**EXERCISE AIM:** Retype the whole listing, please, keeping every line exact and dropping the pictures.

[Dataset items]
▬▬▬

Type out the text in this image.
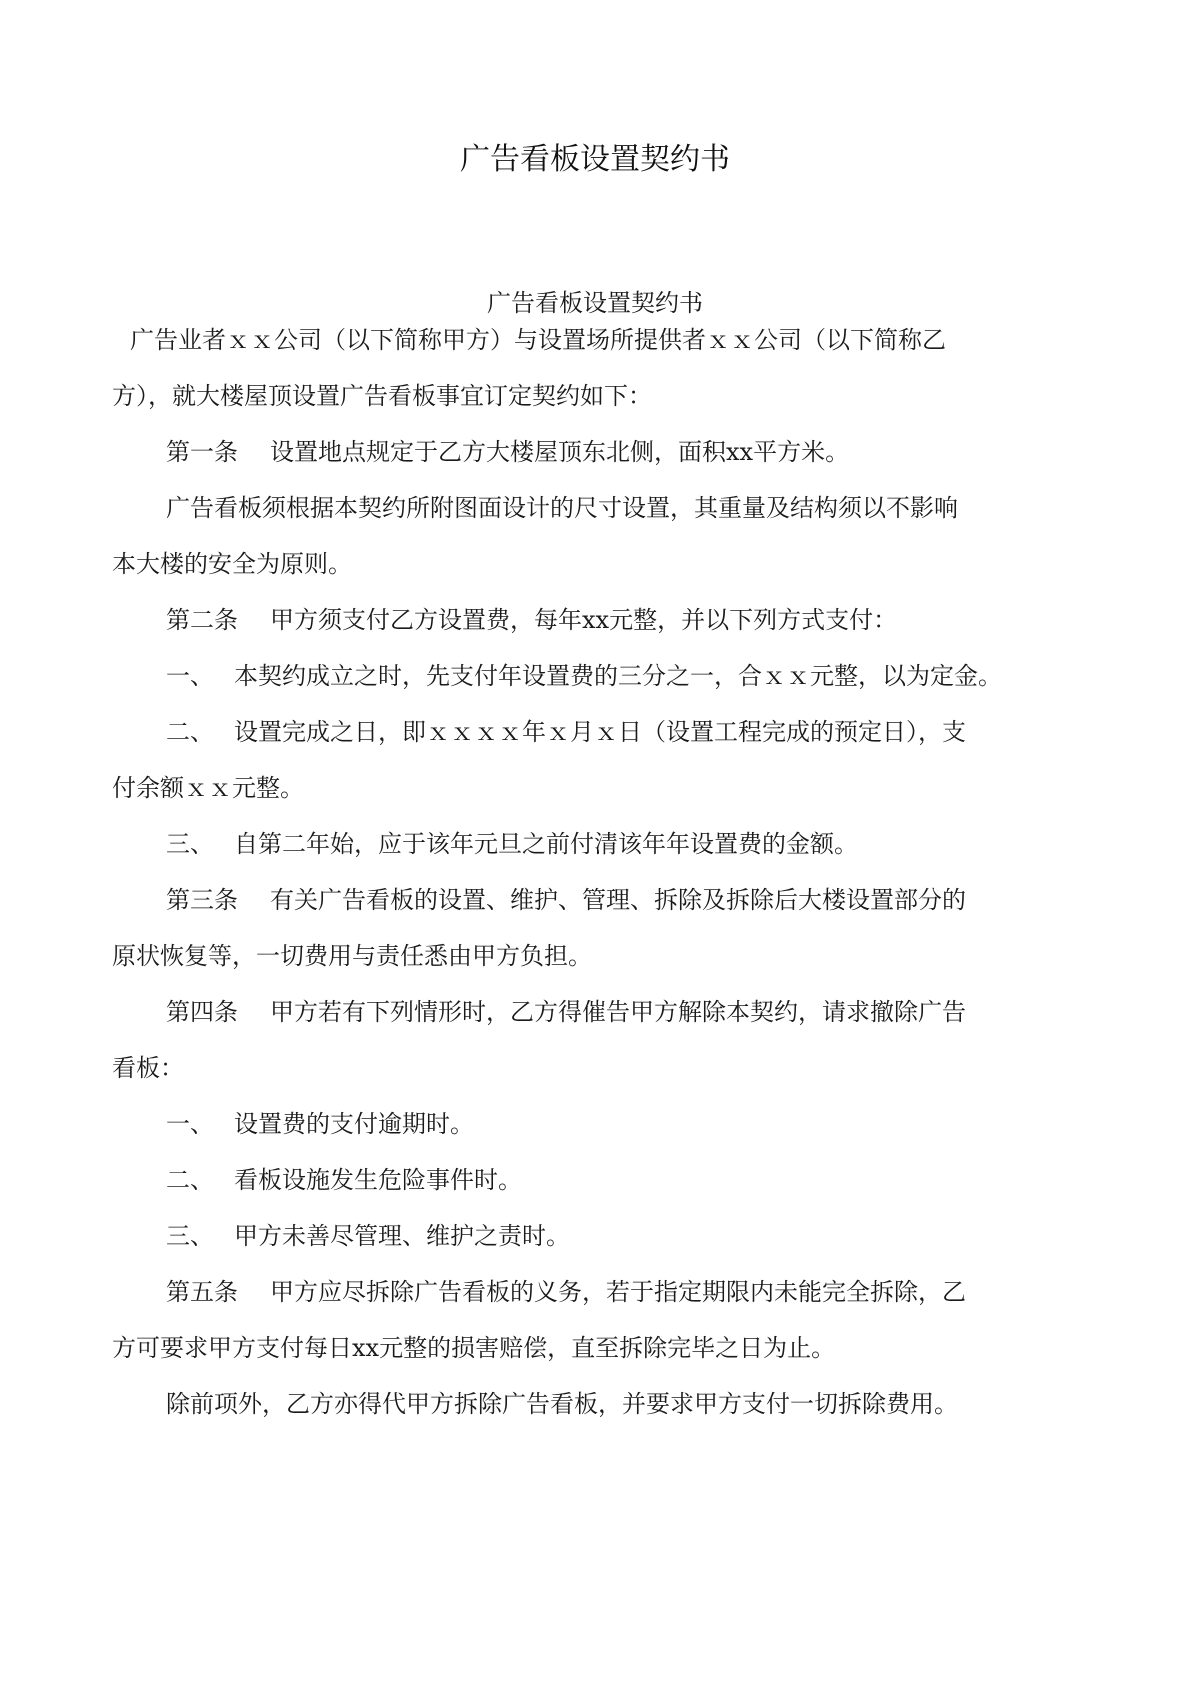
广告看板设置契约书
广告看板设置契约书

广告业者ｘｘ公司（以下简称甲方）与设置场所提供者ｘｘ公司（以下简称乙

方），就大楼屋顶设置广告看板事宜订定契约如下：

第一条 设置地点规定于乙方大楼屋顶东北侧，面积xx平方米。

广告看板须根据本契约所附图面设计的尺寸设置，其重量及结构须以不影响

本大楼的安全为原则。

第二条 甲方须支付乙方设置费，每年xx元整，并以下列方式支付：

一、 本契约成立之时，先支付年设置费的三分之一，合ｘｘ元整，以为定金。

二、 设置完成之日，即ｘｘｘｘ年ｘ月ｘ日（设置工程完成的预定日），支

付余额ｘｘ元整。

三、 自第二年始，应于该年元旦之前付清该年年设置费的金额。

第三条 有关广告看板的设置、维护、管理、拆除及拆除后大楼设置部分的

原状恢复等，一切费用与责任悉由甲方负担。

第四条 甲方若有下列情形时，乙方得催告甲方解除本契约，请求撤除广告

看板：

一、 设置费的支付逾期时。

二、 看板设施发生危险事件时。

三、 甲方未善尽管理、维护之责时。

第五条 甲方应尽拆除广告看板的义务，若于指定期限内未能完全拆除，乙

方可要求甲方支付每日xx元整的损害赔偿，直至拆除完毕之日为止。

除前项外，乙方亦得代甲方拆除广告看板，并要求甲方支付一切拆除费用。
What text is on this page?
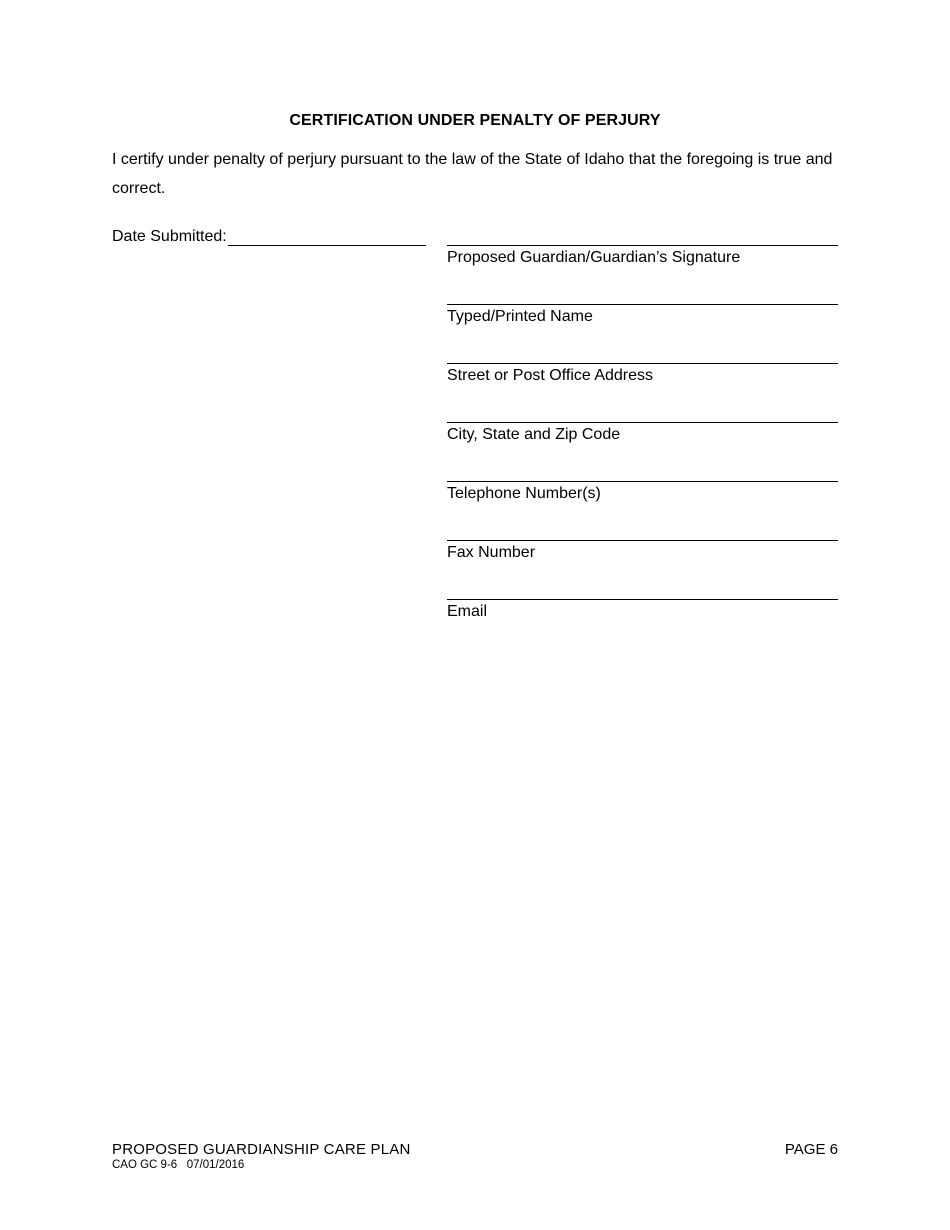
CERTIFICATION UNDER PENALTY OF PERJURY
I certify under penalty of perjury pursuant to the law of the State of Idaho that the foregoing is true and correct.
Date Submitted:
Proposed Guardian/Guardian’s Signature
Typed/Printed Name
Street or Post Office Address
City, State and Zip Code
Telephone Number(s)
Fax Number
Email
PROPOSED GUARDIANSHIP CARE PLAN
CAO GC 9-6   07/01/2016
PAGE 6
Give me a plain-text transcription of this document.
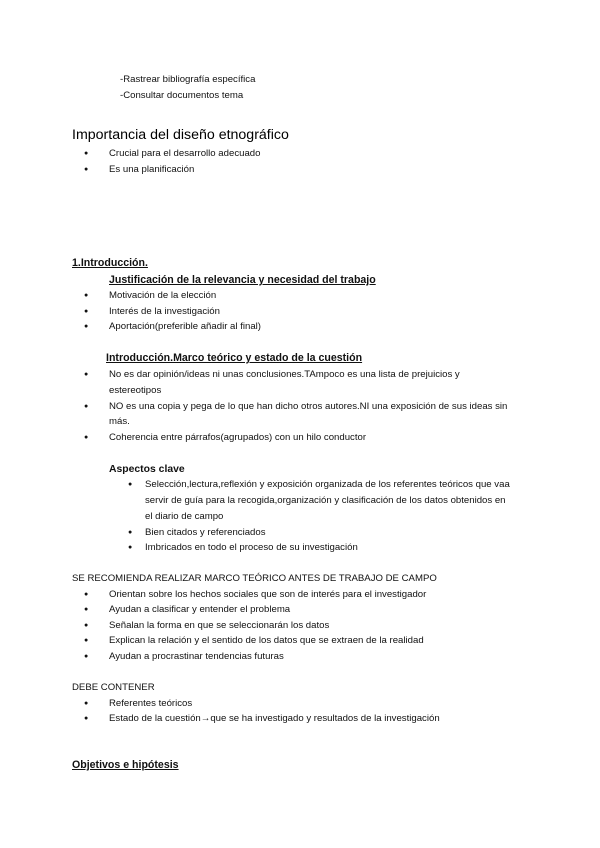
-Rastrear bibliografía específica
-Consultar documentos tema
Importancia del diseño etnográfico
● Crucial para el desarrollo adecuado
● Es una planificación
1.Introducción.
Justificación de la relevancia y necesidad del trabajo
● Motivación de la elección
● Interés de la investigación
● Aportación(preferible añadir al final)
Introducción.Marco teórico y estado de la cuestión
● No es dar opinión/ideas ni unas conclusiones.TAmpoco es una lista de prejuicios y
estereotipos
● NO es una copia y pega de lo que han dicho otros autores.NI una exposición de sus ideas sin
más.
● Coherencia entre párrafos(agrupados) con un hilo conductor
Aspectos clave
● Selección,lectura,reflexión y exposición organizada de los referentes teóricos que vaa
servir de guía para la recogida,organización y clasificación de los datos obtenidos en
el diario de campo
● Bien citados y referenciados
● Imbricados en todo el proceso de su investigación
SE RECOMIENDA REALIZAR MARCO TEÓRICO ANTES DE TRABAJO DE CAMPO
● Orientan sobre los hechos sociales que son de interés para el investigador
● Ayudan a clasificar y entender el problema
● Señalan la forma en que se seleccionarán los datos
● Explican la relación y el sentido de los datos que se extraen de la realidad
● Ayudan a procrastinar tendencias futuras
DEBE CONTENER
● Referentes teóricos
● Estado de la cuestión→que se ha investigado y resultados de la investigación
Objetivos e hipótesis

▬▬▬

**OUTPUT OF THE TASK:**
Type out the text in this image.
广告看板设置契约书
广告看板设置契约书

广告业者ｘｘ公司（以下简称甲方）与设置场所提供者ｘｘ公司（以下简称乙

方），就大楼屋顶设置广告看板事宜订定契约如下：

第一条 设置地点规定于乙方大楼屋顶东北侧，面积xx平方米。

广告看板须根据本契约所附图面设计的尺寸设置，其重量及结构须以不影响

本大楼的安全为原则。

第二条 甲方须支付乙方设置费，每年xx元整，并以下列方式支付：

一、 本契约成立之时，先支付年设置费的三分之一，合ｘｘ元整，以为定金。

二、 设置完成之日，即ｘｘｘｘ年ｘ月ｘ日（设置工程完成的预定日），支

付余额ｘｘ元整。

三、 自第二年始，应于该年元旦之前付清该年年设置费的金额。

第三条 有关广告看板的设置、维护、管理、拆除及拆除后大楼设置部分的

原状恢复等，一切费用与责任悉由甲方负担。

第四条 甲方若有下列情形时，乙方得催告甲方解除本契约，请求撤除广告

看板：

一、 设置费的支付逾期时。

二、 看板设施发生危险事件时。

三、 甲方未善尽管理、维护之责时。

第五条 甲方应尽拆除广告看板的义务，若于指定期限内未能完全拆除，乙

方可要求甲方支付每日xx元整的损害赔偿，直至拆除完毕之日为止。

除前项外，乙方亦得代甲方拆除广告看板，并要求甲方支付一切拆除费用。
What text is on this page?
CERTIFICATION UNDER PENALTY OF PERJURY
I certify under penalty of perjury pursuant to the law of the State of Idaho that the foregoing is true and correct.
Date Submitted:
Proposed Guardian/Guardian’s Signature
Typed/Printed Name
Street or Post Office Address
City, State and Zip Code
Telephone Number(s)
Fax Number
Email
PROPOSED GUARDIANSHIP CARE PLAN
CAO GC 9-6   07/01/2016
PAGE 6
Give me a plain-text transcription of this document.
-Rastrear bibliografía específica
-Consultar documentos tema
Importancia del diseño etnográfico
● Crucial para el desarrollo adecuado
● Es una planificación
1.Introducción.
Justificación de la relevancia y necesidad del trabajo
● Motivación de la elección
● Interés de la investigación
● Aportación(preferible añadir al final)
Introducción.Marco teórico y estado de la cuestión
● No es dar opinión/ideas ni unas conclusiones.TAmpoco es una lista de prejuicios y
estereotipos
● NO es una copia y pega de lo que han dicho otros autores.NI una exposición de sus ideas sin
más.
● Coherencia entre párrafos(agrupados) con un hilo conductor
Aspectos clave
● Selección,lectura,reflexión y exposición organizada de los referentes teóricos que vaa
servir de guía para la recogida,organización y clasificación de los datos obtenidos en
el diario de campo
● Bien citados y referenciados
● Imbricados en todo el proceso de su investigación
SE RECOMIENDA REALIZAR MARCO TEÓRICO ANTES DE TRABAJO DE CAMPO
● Orientan sobre los hechos sociales que son de interés para el investigador
● Ayudan a clasificar y entender el problema
● Señalan la forma en que se seleccionarán los datos
● Explican la relación y el sentido de los datos que se extraen de la realidad
● Ayudan a procrastinar tendencias futuras
DEBE CONTENER
● Referentes teóricos
● Estado de la cuestión→que se ha investigado y resultados de la investigación
Objetivos e hipótesis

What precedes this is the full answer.